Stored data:
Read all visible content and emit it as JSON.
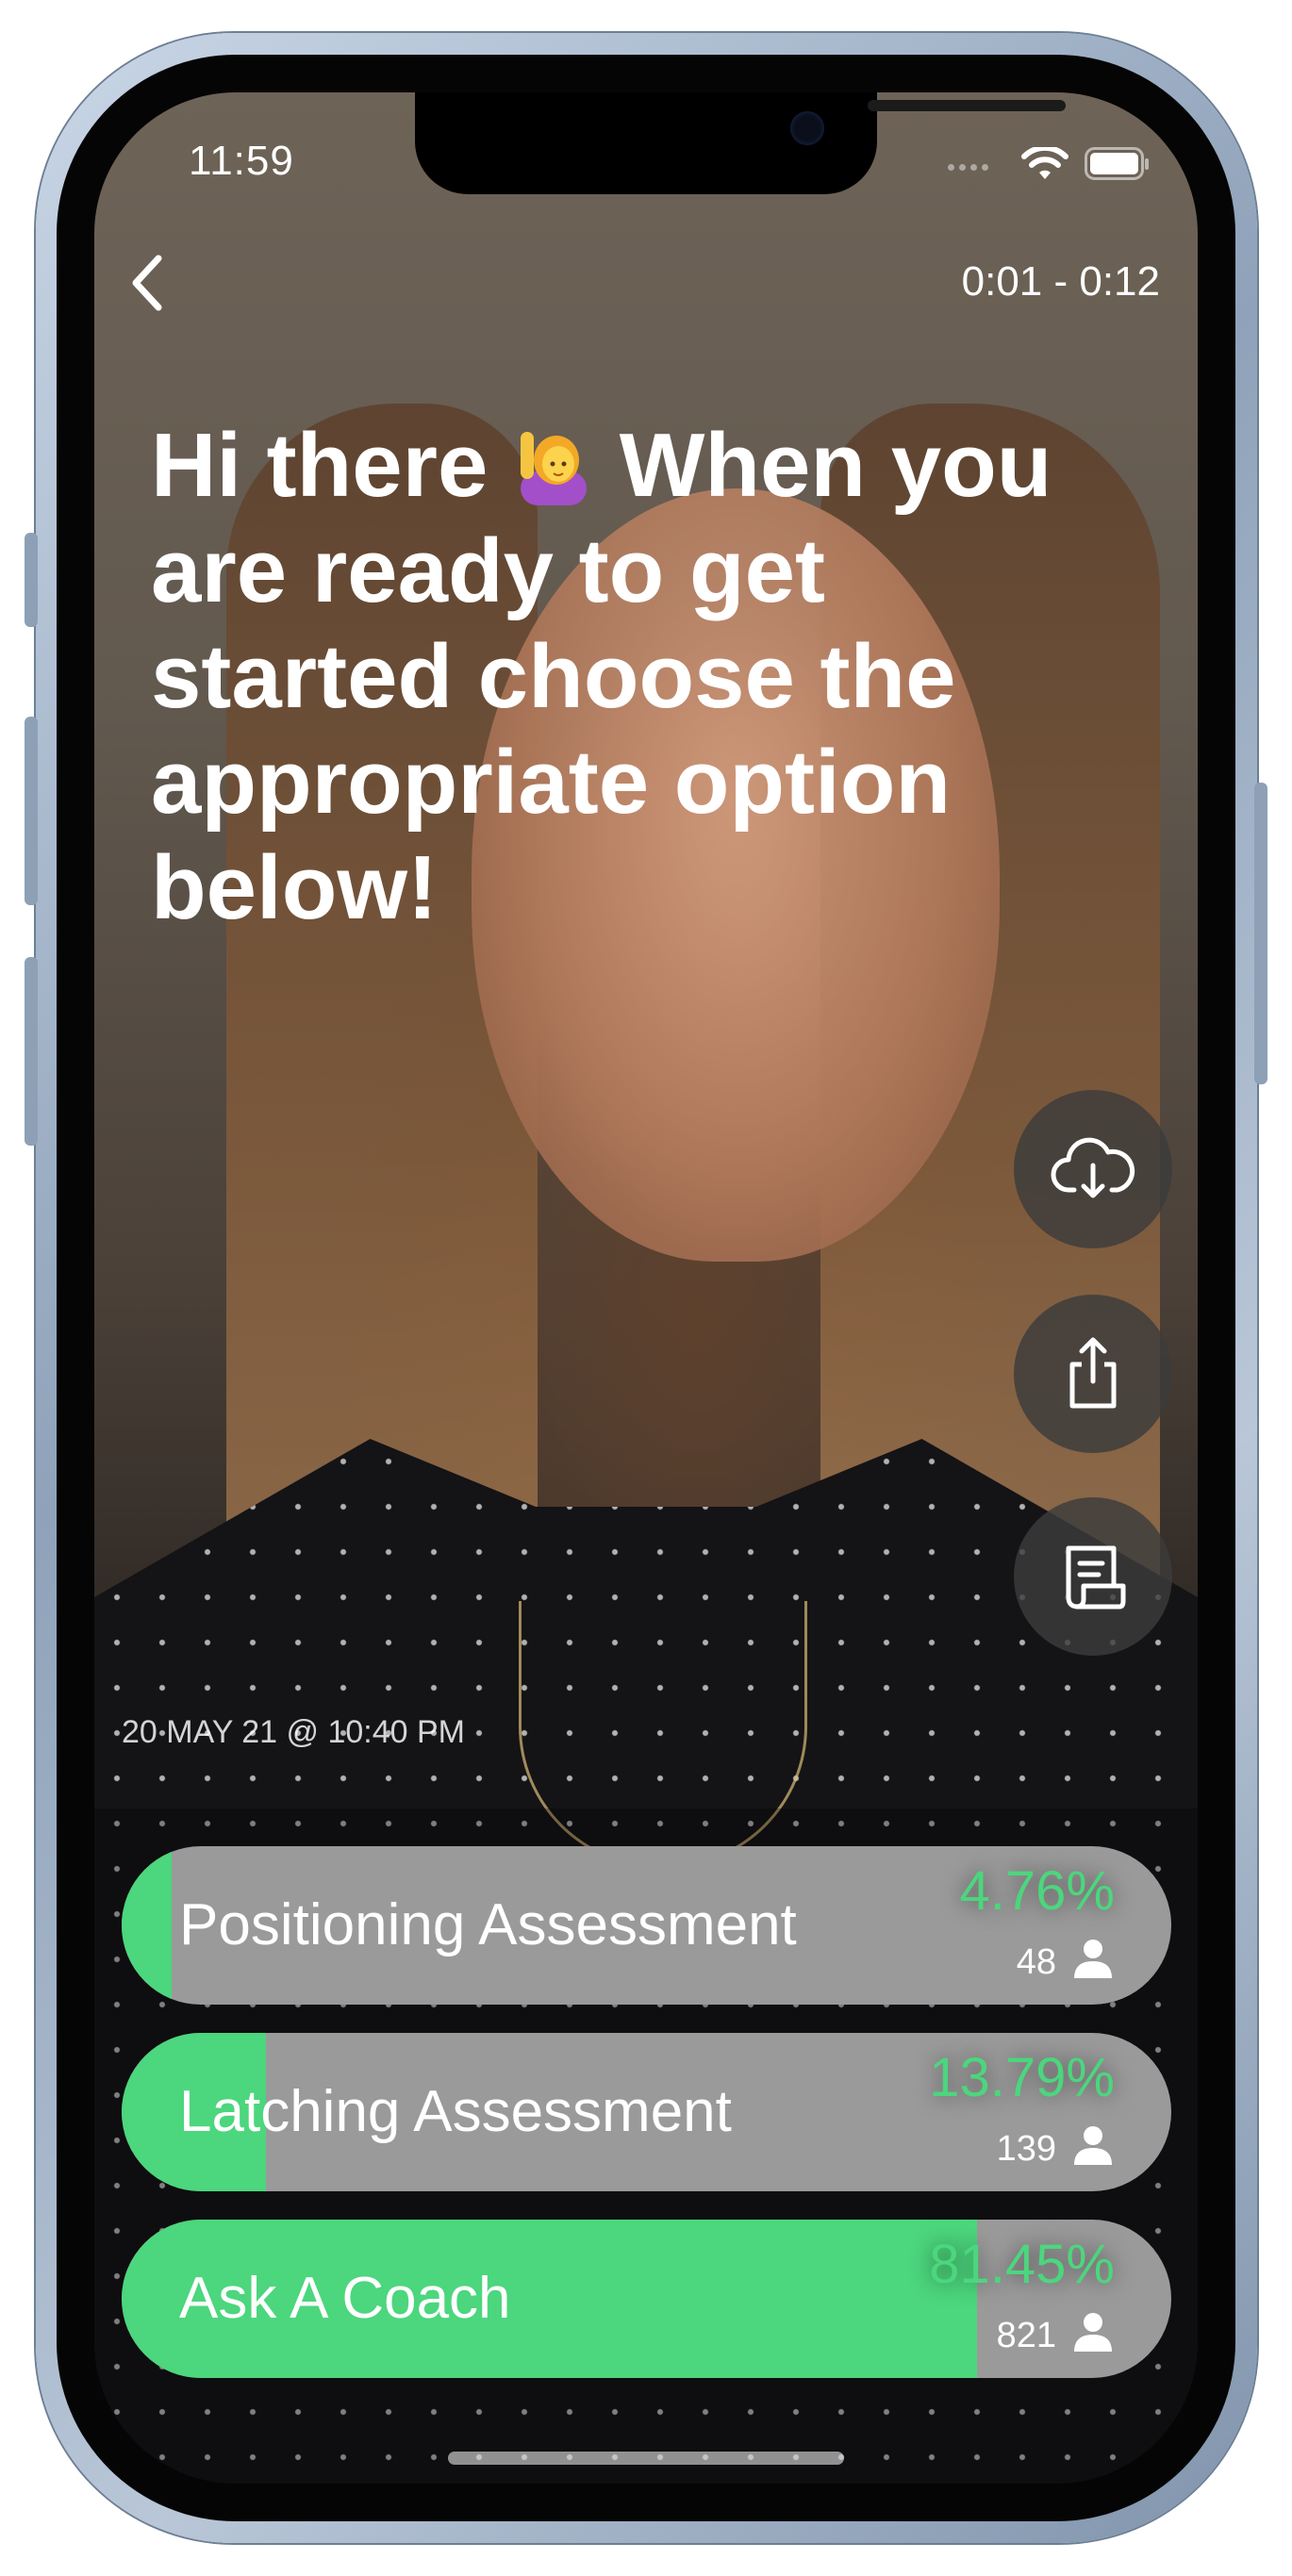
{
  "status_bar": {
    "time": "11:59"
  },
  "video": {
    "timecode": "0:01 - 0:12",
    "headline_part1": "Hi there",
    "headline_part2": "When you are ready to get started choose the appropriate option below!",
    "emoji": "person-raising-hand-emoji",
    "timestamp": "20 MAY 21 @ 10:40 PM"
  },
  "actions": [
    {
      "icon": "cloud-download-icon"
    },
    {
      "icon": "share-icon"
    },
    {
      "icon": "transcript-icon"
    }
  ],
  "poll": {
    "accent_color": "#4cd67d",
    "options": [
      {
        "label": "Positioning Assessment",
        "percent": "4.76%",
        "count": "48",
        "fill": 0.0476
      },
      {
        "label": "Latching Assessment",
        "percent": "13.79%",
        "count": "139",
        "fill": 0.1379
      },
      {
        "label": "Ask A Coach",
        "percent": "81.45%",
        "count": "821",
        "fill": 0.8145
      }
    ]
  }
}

Exercise details: Gather all lines with the string "Assessment" from the data.

Answer below:
        "label": "Positioning Assessment",
        "label": "Latching Assessment",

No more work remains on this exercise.